YOUR GOAL = Retype each entry below, keeping every character the same.

RAW DATA =
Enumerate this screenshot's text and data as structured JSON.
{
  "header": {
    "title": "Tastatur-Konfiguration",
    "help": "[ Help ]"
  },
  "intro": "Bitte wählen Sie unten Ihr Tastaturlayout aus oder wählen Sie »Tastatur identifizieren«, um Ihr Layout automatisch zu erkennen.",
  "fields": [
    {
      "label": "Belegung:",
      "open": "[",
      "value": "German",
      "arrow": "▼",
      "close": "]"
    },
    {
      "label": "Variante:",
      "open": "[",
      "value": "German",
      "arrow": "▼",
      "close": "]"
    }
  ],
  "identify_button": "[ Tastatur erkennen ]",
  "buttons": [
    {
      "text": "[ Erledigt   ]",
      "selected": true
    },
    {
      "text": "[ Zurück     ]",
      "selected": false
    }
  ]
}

THE COMPLETED TASK =
Enumerate this screenshot's text and data as structured JSON.
{
  "header": {
    "title": "Tastatur-Konfiguration",
    "help": "[ Help ]"
  },
  "intro": "Bitte wählen Sie unten Ihr Tastaturlayout aus oder wählen Sie »Tastatur identifizieren«, um Ihr Layout automatisch zu erkennen.",
  "fields": [
    {
      "label": "Belegung:",
      "open": "[",
      "value": "German",
      "arrow": "▼",
      "close": "]"
    },
    {
      "label": "Variante:",
      "open": "[",
      "value": "German",
      "arrow": "▼",
      "close": "]"
    }
  ],
  "identify_button": "[ Tastatur erkennen ]",
  "buttons": [
    {
      "text": "[ Erledigt   ]",
      "selected": true
    },
    {
      "text": "[ Zurück     ]",
      "selected": false
    }
  ]
}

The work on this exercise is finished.